### Stored data

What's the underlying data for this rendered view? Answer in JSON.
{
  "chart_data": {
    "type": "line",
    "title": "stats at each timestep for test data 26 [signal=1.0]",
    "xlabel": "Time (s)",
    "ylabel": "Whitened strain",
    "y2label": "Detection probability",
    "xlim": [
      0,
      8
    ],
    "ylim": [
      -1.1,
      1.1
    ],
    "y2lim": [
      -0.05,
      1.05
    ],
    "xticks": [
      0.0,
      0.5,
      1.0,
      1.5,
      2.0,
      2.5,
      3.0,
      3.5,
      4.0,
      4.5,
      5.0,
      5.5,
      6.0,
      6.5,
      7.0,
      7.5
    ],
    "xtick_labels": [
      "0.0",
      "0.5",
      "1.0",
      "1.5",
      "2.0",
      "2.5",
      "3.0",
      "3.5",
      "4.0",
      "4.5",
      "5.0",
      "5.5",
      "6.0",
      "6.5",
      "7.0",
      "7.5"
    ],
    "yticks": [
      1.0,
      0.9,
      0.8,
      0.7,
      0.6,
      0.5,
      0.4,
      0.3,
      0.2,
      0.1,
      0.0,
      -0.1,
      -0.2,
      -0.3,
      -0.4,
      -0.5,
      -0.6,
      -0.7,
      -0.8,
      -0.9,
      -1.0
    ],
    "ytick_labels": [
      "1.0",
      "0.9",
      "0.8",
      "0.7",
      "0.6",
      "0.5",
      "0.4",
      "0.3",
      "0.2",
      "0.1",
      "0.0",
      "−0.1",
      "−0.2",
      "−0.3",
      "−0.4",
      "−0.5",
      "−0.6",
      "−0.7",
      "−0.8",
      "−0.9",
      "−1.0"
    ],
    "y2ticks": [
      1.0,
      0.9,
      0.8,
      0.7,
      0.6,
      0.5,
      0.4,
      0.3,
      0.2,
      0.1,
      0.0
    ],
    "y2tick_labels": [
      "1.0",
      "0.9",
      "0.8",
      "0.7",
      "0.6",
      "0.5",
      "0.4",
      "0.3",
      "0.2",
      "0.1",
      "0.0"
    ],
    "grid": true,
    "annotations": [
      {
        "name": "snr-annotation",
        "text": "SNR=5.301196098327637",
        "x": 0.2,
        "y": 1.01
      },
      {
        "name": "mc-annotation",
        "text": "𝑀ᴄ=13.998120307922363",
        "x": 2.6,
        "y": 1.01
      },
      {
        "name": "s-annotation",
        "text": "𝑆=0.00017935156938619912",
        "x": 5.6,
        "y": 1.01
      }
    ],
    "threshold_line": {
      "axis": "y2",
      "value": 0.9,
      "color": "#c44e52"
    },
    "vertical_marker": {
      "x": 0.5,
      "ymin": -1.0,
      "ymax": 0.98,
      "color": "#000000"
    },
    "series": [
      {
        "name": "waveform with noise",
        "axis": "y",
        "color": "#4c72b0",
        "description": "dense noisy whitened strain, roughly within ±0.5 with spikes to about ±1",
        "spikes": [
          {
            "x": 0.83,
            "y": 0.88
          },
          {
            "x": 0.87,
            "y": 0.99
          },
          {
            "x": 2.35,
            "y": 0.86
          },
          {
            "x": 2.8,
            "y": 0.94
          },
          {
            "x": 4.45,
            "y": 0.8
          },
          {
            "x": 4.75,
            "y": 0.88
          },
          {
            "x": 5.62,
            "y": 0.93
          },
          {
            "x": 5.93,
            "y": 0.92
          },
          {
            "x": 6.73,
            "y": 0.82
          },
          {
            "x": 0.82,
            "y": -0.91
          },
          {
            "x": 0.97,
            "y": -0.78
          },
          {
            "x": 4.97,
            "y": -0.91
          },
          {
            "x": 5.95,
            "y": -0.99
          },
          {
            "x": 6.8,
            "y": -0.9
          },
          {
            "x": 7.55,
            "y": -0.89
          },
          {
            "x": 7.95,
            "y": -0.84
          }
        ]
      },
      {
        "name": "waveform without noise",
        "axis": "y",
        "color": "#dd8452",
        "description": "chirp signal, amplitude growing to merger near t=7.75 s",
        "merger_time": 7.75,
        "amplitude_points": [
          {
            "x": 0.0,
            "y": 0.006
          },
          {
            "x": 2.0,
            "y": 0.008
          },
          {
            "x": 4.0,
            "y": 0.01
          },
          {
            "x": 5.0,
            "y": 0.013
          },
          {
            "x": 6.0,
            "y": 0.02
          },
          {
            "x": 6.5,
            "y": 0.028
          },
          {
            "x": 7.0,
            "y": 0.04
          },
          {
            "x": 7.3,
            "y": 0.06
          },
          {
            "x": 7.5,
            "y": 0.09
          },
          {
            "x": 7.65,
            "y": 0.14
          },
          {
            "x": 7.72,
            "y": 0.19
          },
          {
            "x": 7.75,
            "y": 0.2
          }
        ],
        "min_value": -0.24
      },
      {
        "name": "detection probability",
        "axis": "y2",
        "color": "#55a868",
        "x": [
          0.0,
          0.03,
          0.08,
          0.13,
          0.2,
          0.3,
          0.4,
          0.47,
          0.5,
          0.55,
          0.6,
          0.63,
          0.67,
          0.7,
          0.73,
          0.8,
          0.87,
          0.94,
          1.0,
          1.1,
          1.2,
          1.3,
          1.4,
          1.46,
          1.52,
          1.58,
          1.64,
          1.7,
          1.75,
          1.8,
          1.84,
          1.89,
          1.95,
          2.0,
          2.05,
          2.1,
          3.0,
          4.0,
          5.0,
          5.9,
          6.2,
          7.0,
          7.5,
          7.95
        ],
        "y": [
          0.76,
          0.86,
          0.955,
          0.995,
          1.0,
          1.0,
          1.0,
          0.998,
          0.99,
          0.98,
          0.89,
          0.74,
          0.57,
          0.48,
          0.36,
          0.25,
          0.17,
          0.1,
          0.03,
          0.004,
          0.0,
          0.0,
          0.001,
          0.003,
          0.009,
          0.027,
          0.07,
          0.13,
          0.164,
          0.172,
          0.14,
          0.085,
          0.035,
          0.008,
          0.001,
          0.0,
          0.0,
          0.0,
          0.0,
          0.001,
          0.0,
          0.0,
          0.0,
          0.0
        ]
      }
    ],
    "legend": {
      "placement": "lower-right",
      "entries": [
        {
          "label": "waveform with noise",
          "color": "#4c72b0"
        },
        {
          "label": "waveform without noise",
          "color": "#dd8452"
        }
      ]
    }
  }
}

######

Short problem>
Print out the whole listing exactly as it appears.

Written response>
What's the underlying data for this rendered view? Answer in JSON.
{
  "chart_data": {
    "type": "line",
    "title": "stats at each timestep for test data 26 [signal=1.0]",
    "xlabel": "Time (s)",
    "ylabel": "Whitened strain",
    "y2label": "Detection probability",
    "xlim": [
      0,
      8
    ],
    "ylim": [
      -1.1,
      1.1
    ],
    "y2lim": [
      -0.05,
      1.05
    ],
    "xticks": [
      0.0,
      0.5,
      1.0,
      1.5,
      2.0,
      2.5,
      3.0,
      3.5,
      4.0,
      4.5,
      5.0,
      5.5,
      6.0,
      6.5,
      7.0,
      7.5
    ],
    "xtick_labels": [
      "0.0",
      "0.5",
      "1.0",
      "1.5",
      "2.0",
      "2.5",
      "3.0",
      "3.5",
      "4.0",
      "4.5",
      "5.0",
      "5.5",
      "6.0",
      "6.5",
      "7.0",
      "7.5"
    ],
    "yticks": [
      1.0,
      0.9,
      0.8,
      0.7,
      0.6,
      0.5,
      0.4,
      0.3,
      0.2,
      0.1,
      0.0,
      -0.1,
      -0.2,
      -0.3,
      -0.4,
      -0.5,
      -0.6,
      -0.7,
      -0.8,
      -0.9,
      -1.0
    ],
    "ytick_labels": [
      "1.0",
      "0.9",
      "0.8",
      "0.7",
      "0.6",
      "0.5",
      "0.4",
      "0.3",
      "0.2",
      "0.1",
      "0.0",
      "−0.1",
      "−0.2",
      "−0.3",
      "−0.4",
      "−0.5",
      "−0.6",
      "−0.7",
      "−0.8",
      "−0.9",
      "−1.0"
    ],
    "y2ticks": [
      1.0,
      0.9,
      0.8,
      0.7,
      0.6,
      0.5,
      0.4,
      0.3,
      0.2,
      0.1,
      0.0
    ],
    "y2tick_labels": [
      "1.0",
      "0.9",
      "0.8",
      "0.7",
      "0.6",
      "0.5",
      "0.4",
      "0.3",
      "0.2",
      "0.1",
      "0.0"
    ],
    "grid": true,
    "annotations": [
      {
        "name": "snr-annotation",
        "text": "SNR=5.301196098327637",
        "x": 0.2,
        "y": 1.01
      },
      {
        "name": "mc-annotation",
        "text": "𝑀ᴄ=13.998120307922363",
        "x": 2.6,
        "y": 1.01
      },
      {
        "name": "s-annotation",
        "text": "𝑆=0.00017935156938619912",
        "x": 5.6,
        "y": 1.01
      }
    ],
    "threshold_line": {
      "axis": "y2",
      "value": 0.9,
      "color": "#c44e52"
    },
    "vertical_marker": {
      "x": 0.5,
      "ymin": -1.0,
      "ymax": 0.98,
      "color": "#000000"
    },
    "series": [
      {
        "name": "waveform with noise",
        "axis": "y",
        "color": "#4c72b0",
        "description": "dense noisy whitened strain, roughly within ±0.5 with spikes to about ±1",
        "spikes": [
          {
            "x": 0.83,
            "y": 0.88
          },
          {
            "x": 0.87,
            "y": 0.99
          },
          {
            "x": 2.35,
            "y": 0.86
          },
          {
            "x": 2.8,
            "y": 0.94
          },
          {
            "x": 4.45,
            "y": 0.8
          },
          {
            "x": 4.75,
            "y": 0.88
          },
          {
            "x": 5.62,
            "y": 0.93
          },
          {
            "x": 5.93,
            "y": 0.92
          },
          {
            "x": 6.73,
            "y": 0.82
          },
          {
            "x": 0.82,
            "y": -0.91
          },
          {
            "x": 0.97,
            "y": -0.78
          },
          {
            "x": 4.97,
            "y": -0.91
          },
          {
            "x": 5.95,
            "y": -0.99
          },
          {
            "x": 6.8,
            "y": -0.9
          },
          {
            "x": 7.55,
            "y": -0.89
          },
          {
            "x": 7.95,
            "y": -0.84
          }
        ]
      },
      {
        "name": "waveform without noise",
        "axis": "y",
        "color": "#dd8452",
        "description": "chirp signal, amplitude growing to merger near t=7.75 s",
        "merger_time": 7.75,
        "amplitude_points": [
          {
            "x": 0.0,
            "y": 0.006
          },
          {
            "x": 2.0,
            "y": 0.008
          },
          {
            "x": 4.0,
            "y": 0.01
          },
          {
            "x": 5.0,
            "y": 0.013
          },
          {
            "x": 6.0,
            "y": 0.02
          },
          {
            "x": 6.5,
            "y": 0.028
          },
          {
            "x": 7.0,
            "y": 0.04
          },
          {
            "x": 7.3,
            "y": 0.06
          },
          {
            "x": 7.5,
            "y": 0.09
          },
          {
            "x": 7.65,
            "y": 0.14
          },
          {
            "x": 7.72,
            "y": 0.19
          },
          {
            "x": 7.75,
            "y": 0.2
          }
        ],
        "min_value": -0.24
      },
      {
        "name": "detection probability",
        "axis": "y2",
        "color": "#55a868",
        "x": [
          0.0,
          0.03,
          0.08,
          0.13,
          0.2,
          0.3,
          0.4,
          0.47,
          0.5,
          0.55,
          0.6,
          0.63,
          0.67,
          0.7,
          0.73,
          0.8,
          0.87,
          0.94,
          1.0,
          1.1,
          1.2,
          1.3,
          1.4,
          1.46,
          1.52,
          1.58,
          1.64,
          1.7,
          1.75,
          1.8,
          1.84,
          1.89,
          1.95,
          2.0,
          2.05,
          2.1,
          3.0,
          4.0,
          5.0,
          5.9,
          6.2,
          7.0,
          7.5,
          7.95
        ],
        "y": [
          0.76,
          0.86,
          0.955,
          0.995,
          1.0,
          1.0,
          1.0,
          0.998,
          0.99,
          0.98,
          0.89,
          0.74,
          0.57,
          0.48,
          0.36,
          0.25,
          0.17,
          0.1,
          0.03,
          0.004,
          0.0,
          0.0,
          0.001,
          0.003,
          0.009,
          0.027,
          0.07,
          0.13,
          0.164,
          0.172,
          0.14,
          0.085,
          0.035,
          0.008,
          0.001,
          0.0,
          0.0,
          0.0,
          0.0,
          0.001,
          0.0,
          0.0,
          0.0,
          0.0
        ]
      }
    ],
    "legend": {
      "placement": "lower-right",
      "entries": [
        {
          "label": "waveform with noise",
          "color": "#4c72b0"
        },
        {
          "label": "waveform without noise",
          "color": "#dd8452"
        }
      ]
    }
  }
}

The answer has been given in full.